# [What you need to do]
Write out the material exactly, without any of its pictures.
************
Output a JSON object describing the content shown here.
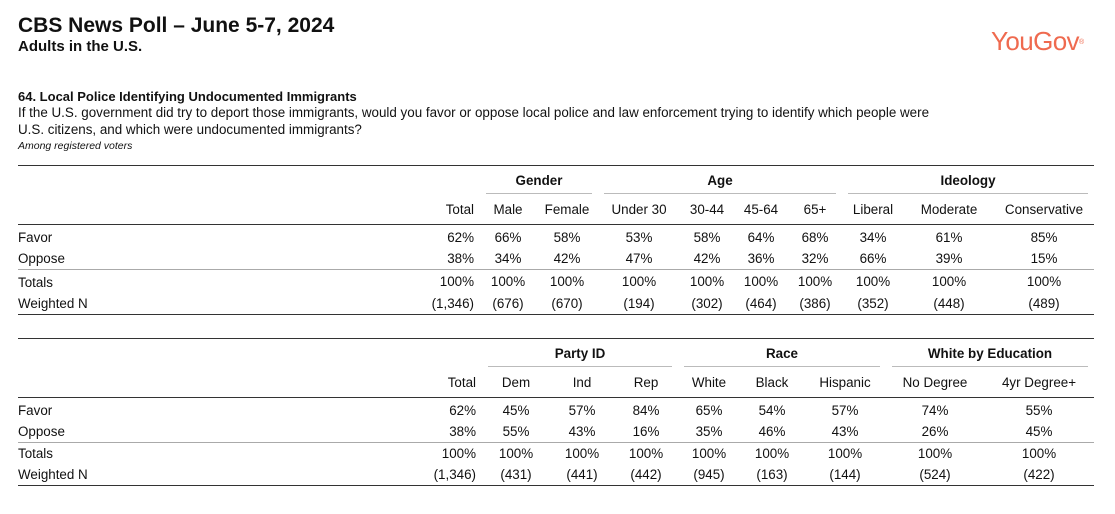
{
  "header": {
    "title": "CBS News Poll – June 5-7, 2024",
    "subtitle": "Adults in the U.S.",
    "logo": "YouGov",
    "logo_mark": "®",
    "brand_color": "#ef6a4f"
  },
  "question": {
    "title": "64. Local Police Identifying Undocumented Immigrants",
    "text_line1": "If the U.S. government did try to deport those immigrants, would you favor or oppose local police and law enforcement trying to identify which people were",
    "text_line2": "U.S. citizens, and which were undocumented immigrants?",
    "note": "Among registered voters"
  },
  "table1": {
    "groups": [
      "Gender",
      "Age",
      "Ideology"
    ],
    "columns": [
      "Total",
      "Male",
      "Female",
      "Under 30",
      "30-44",
      "45-64",
      "65+",
      "Liberal",
      "Moderate",
      "Conservative"
    ],
    "rows": [
      {
        "label": "Favor",
        "values": [
          "62%",
          "66%",
          "58%",
          "53%",
          "58%",
          "64%",
          "68%",
          "34%",
          "61%",
          "85%"
        ]
      },
      {
        "label": "Oppose",
        "values": [
          "38%",
          "34%",
          "42%",
          "47%",
          "42%",
          "36%",
          "32%",
          "66%",
          "39%",
          "15%"
        ]
      },
      {
        "label": "Totals",
        "values": [
          "100%",
          "100%",
          "100%",
          "100%",
          "100%",
          "100%",
          "100%",
          "100%",
          "100%",
          "100%"
        ]
      },
      {
        "label": "Weighted N",
        "values": [
          "(1,346)",
          "(676)",
          "(670)",
          "(194)",
          "(302)",
          "(464)",
          "(386)",
          "(352)",
          "(448)",
          "(489)"
        ]
      }
    ]
  },
  "table2": {
    "groups": [
      "Party ID",
      "Race",
      "White by Education"
    ],
    "columns": [
      "Total",
      "Dem",
      "Ind",
      "Rep",
      "White",
      "Black",
      "Hispanic",
      "No Degree",
      "4yr Degree+"
    ],
    "rows": [
      {
        "label": "Favor",
        "values": [
          "62%",
          "45%",
          "57%",
          "84%",
          "65%",
          "54%",
          "57%",
          "74%",
          "55%"
        ]
      },
      {
        "label": "Oppose",
        "values": [
          "38%",
          "55%",
          "43%",
          "16%",
          "35%",
          "46%",
          "43%",
          "26%",
          "45%"
        ]
      },
      {
        "label": "Totals",
        "values": [
          "100%",
          "100%",
          "100%",
          "100%",
          "100%",
          "100%",
          "100%",
          "100%",
          "100%"
        ]
      },
      {
        "label": "Weighted N",
        "values": [
          "(1,346)",
          "(431)",
          "(441)",
          "(442)",
          "(945)",
          "(163)",
          "(144)",
          "(524)",
          "(422)"
        ]
      }
    ]
  }
}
************
# [Completed exercise]
Output a JSON object describing the content shown here.
{
  "header": {
    "title": "CBS News Poll – June 5-7, 2024",
    "subtitle": "Adults in the U.S.",
    "logo": "YouGov",
    "logo_mark": "®",
    "brand_color": "#ef6a4f"
  },
  "question": {
    "title": "64. Local Police Identifying Undocumented Immigrants",
    "text_line1": "If the U.S. government did try to deport those immigrants, would you favor or oppose local police and law enforcement trying to identify which people were",
    "text_line2": "U.S. citizens, and which were undocumented immigrants?",
    "note": "Among registered voters"
  },
  "table1": {
    "groups": [
      "Gender",
      "Age",
      "Ideology"
    ],
    "columns": [
      "Total",
      "Male",
      "Female",
      "Under 30",
      "30-44",
      "45-64",
      "65+",
      "Liberal",
      "Moderate",
      "Conservative"
    ],
    "rows": [
      {
        "label": "Favor",
        "values": [
          "62%",
          "66%",
          "58%",
          "53%",
          "58%",
          "64%",
          "68%",
          "34%",
          "61%",
          "85%"
        ]
      },
      {
        "label": "Oppose",
        "values": [
          "38%",
          "34%",
          "42%",
          "47%",
          "42%",
          "36%",
          "32%",
          "66%",
          "39%",
          "15%"
        ]
      },
      {
        "label": "Totals",
        "values": [
          "100%",
          "100%",
          "100%",
          "100%",
          "100%",
          "100%",
          "100%",
          "100%",
          "100%",
          "100%"
        ]
      },
      {
        "label": "Weighted N",
        "values": [
          "(1,346)",
          "(676)",
          "(670)",
          "(194)",
          "(302)",
          "(464)",
          "(386)",
          "(352)",
          "(448)",
          "(489)"
        ]
      }
    ]
  },
  "table2": {
    "groups": [
      "Party ID",
      "Race",
      "White by Education"
    ],
    "columns": [
      "Total",
      "Dem",
      "Ind",
      "Rep",
      "White",
      "Black",
      "Hispanic",
      "No Degree",
      "4yr Degree+"
    ],
    "rows": [
      {
        "label": "Favor",
        "values": [
          "62%",
          "45%",
          "57%",
          "84%",
          "65%",
          "54%",
          "57%",
          "74%",
          "55%"
        ]
      },
      {
        "label": "Oppose",
        "values": [
          "38%",
          "55%",
          "43%",
          "16%",
          "35%",
          "46%",
          "43%",
          "26%",
          "45%"
        ]
      },
      {
        "label": "Totals",
        "values": [
          "100%",
          "100%",
          "100%",
          "100%",
          "100%",
          "100%",
          "100%",
          "100%",
          "100%"
        ]
      },
      {
        "label": "Weighted N",
        "values": [
          "(1,346)",
          "(431)",
          "(441)",
          "(442)",
          "(945)",
          "(163)",
          "(144)",
          "(524)",
          "(422)"
        ]
      }
    ]
  }
}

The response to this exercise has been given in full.